- _SET EXERCISE_: Collect every line in the records below that contains the word "имуществу".

◆ ◆ ◆ ◆

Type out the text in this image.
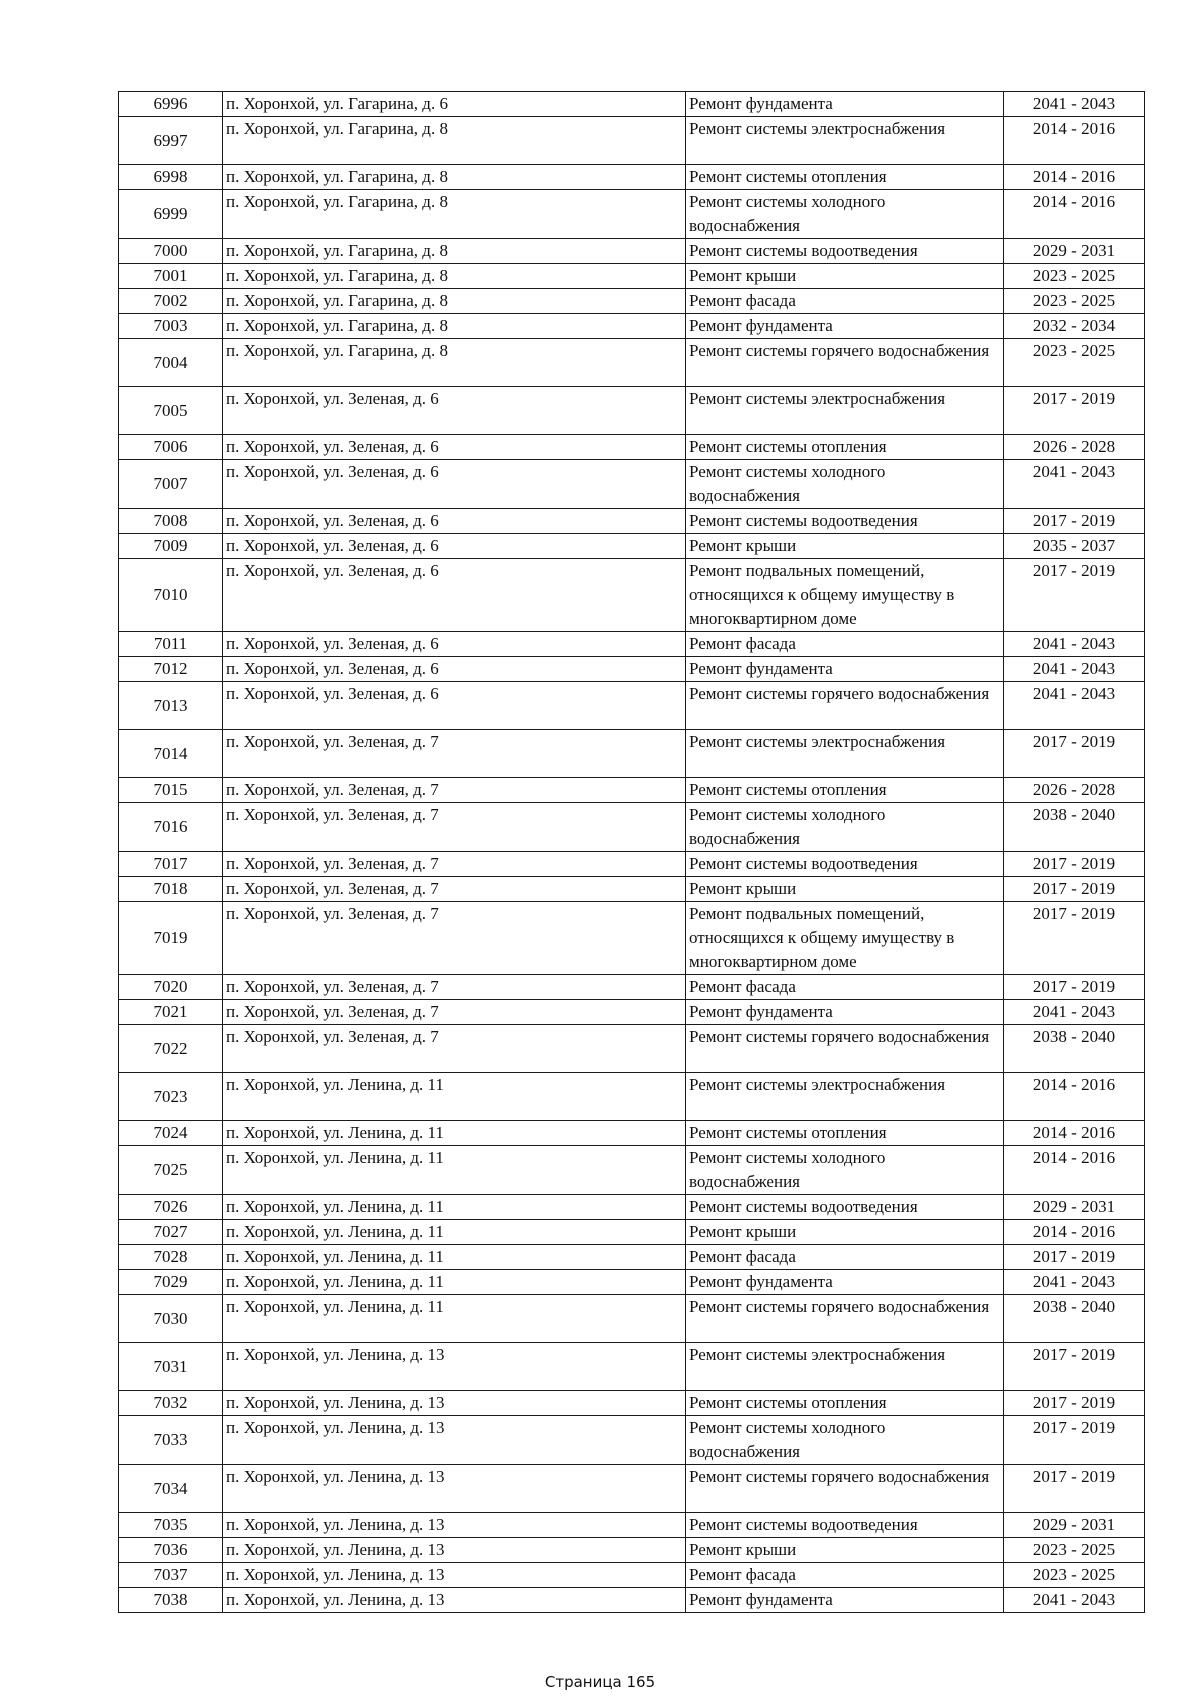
6996	п. Хоронхой, ул. Гагарина, д. 6	Ремонт фундамента	2041 - 2043
6997	п. Хоронхой, ул. Гагарина, д. 8	Ремонт системы электроснабжения	2014 - 2016
6998	п. Хоронхой, ул. Гагарина, д. 8	Ремонт системы отопления	2014 - 2016
6999	п. Хоронхой, ул. Гагарина, д. 8	Ремонт системы холодного водоснабжения	2014 - 2016
7000	п. Хоронхой, ул. Гагарина, д. 8	Ремонт системы водоотведения	2029 - 2031
7001	п. Хоронхой, ул. Гагарина, д. 8	Ремонт крыши	2023 - 2025
7002	п. Хоронхой, ул. Гагарина, д. 8	Ремонт фасада	2023 - 2025
7003	п. Хоронхой, ул. Гагарина, д. 8	Ремонт фундамента	2032 - 2034
7004	п. Хоронхой, ул. Гагарина, д. 8	Ремонт системы горячего водоснабжения	2023 - 2025
7005	п. Хоронхой, ул. Зеленая, д. 6	Ремонт системы электроснабжения	2017 - 2019
7006	п. Хоронхой, ул. Зеленая, д. 6	Ремонт системы отопления	2026 - 2028
7007	п. Хоронхой, ул. Зеленая, д. 6	Ремонт системы холодного водоснабжения	2041 - 2043
7008	п. Хоронхой, ул. Зеленая, д. 6	Ремонт системы водоотведения	2017 - 2019
7009	п. Хоронхой, ул. Зеленая, д. 6	Ремонт крыши	2035 - 2037
7010	п. Хоронхой, ул. Зеленая, д. 6	Ремонт подвальных помещений, относящихся к общему имуществу в многоквартирном доме	2017 - 2019
7011	п. Хоронхой, ул. Зеленая, д. 6	Ремонт фасада	2041 - 2043
7012	п. Хоронхой, ул. Зеленая, д. 6	Ремонт фундамента	2041 - 2043
7013	п. Хоронхой, ул. Зеленая, д. 6	Ремонт системы горячего водоснабжения	2041 - 2043
7014	п. Хоронхой, ул. Зеленая, д. 7	Ремонт системы электроснабжения	2017 - 2019
7015	п. Хоронхой, ул. Зеленая, д. 7	Ремонт системы отопления	2026 - 2028
7016	п. Хоронхой, ул. Зеленая, д. 7	Ремонт системы холодного водоснабжения	2038 - 2040
7017	п. Хоронхой, ул. Зеленая, д. 7	Ремонт системы водоотведения	2017 - 2019
7018	п. Хоронхой, ул. Зеленая, д. 7	Ремонт крыши	2017 - 2019
7019	п. Хоронхой, ул. Зеленая, д. 7	Ремонт подвальных помещений, относящихся к общему имуществу в многоквартирном доме	2017 - 2019
7020	п. Хоронхой, ул. Зеленая, д. 7	Ремонт фасада	2017 - 2019
7021	п. Хоронхой, ул. Зеленая, д. 7	Ремонт фундамента	2041 - 2043
7022	п. Хоронхой, ул. Зеленая, д. 7	Ремонт системы горячего водоснабжения	2038 - 2040
7023	п. Хоронхой, ул. Ленина, д. 11	Ремонт системы электроснабжения	2014 - 2016
7024	п. Хоронхой, ул. Ленина, д. 11	Ремонт системы отопления	2014 - 2016
7025	п. Хоронхой, ул. Ленина, д. 11	Ремонт системы холодного водоснабжения	2014 - 2016
7026	п. Хоронхой, ул. Ленина, д. 11	Ремонт системы водоотведения	2029 - 2031
7027	п. Хоронхой, ул. Ленина, д. 11	Ремонт крыши	2014 - 2016
7028	п. Хоронхой, ул. Ленина, д. 11	Ремонт фасада	2017 - 2019
7029	п. Хоронхой, ул. Ленина, д. 11	Ремонт фундамента	2041 - 2043
7030	п. Хоронхой, ул. Ленина, д. 11	Ремонт системы горячего водоснабжения	2038 - 2040
7031	п. Хоронхой, ул. Ленина, д. 13	Ремонт системы электроснабжения	2017 - 2019
7032	п. Хоронхой, ул. Ленина, д. 13	Ремонт системы отопления	2017 - 2019
7033	п. Хоронхой, ул. Ленина, д. 13	Ремонт системы холодного водоснабжения	2017 - 2019
7034	п. Хоронхой, ул. Ленина, д. 13	Ремонт системы горячего водоснабжения	2017 - 2019
7035	п. Хоронхой, ул. Ленина, д. 13	Ремонт системы водоотведения	2029 - 2031
7036	п. Хоронхой, ул. Ленина, д. 13	Ремонт крыши	2023 - 2025
7037	п. Хоронхой, ул. Ленина, д. 13	Ремонт фасада	2023 - 2025
7038	п. Хоронхой, ул. Ленина, д. 13	Ремонт фундамента	2041 - 2043
Страница 165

◆ ◆ ◆ ◆

- _CORRECT RESULT_:
7010	п. Хоронхой, ул. Зеленая, д. 6	Ремонт подвальных помещений, относящихся к общему имуществу в многоквартирном доме	2017 - 2019
7019	п. Хоронхой, ул. Зеленая, д. 7	Ремонт подвальных помещений, относящихся к общему имуществу в многоквартирном доме	2017 - 2019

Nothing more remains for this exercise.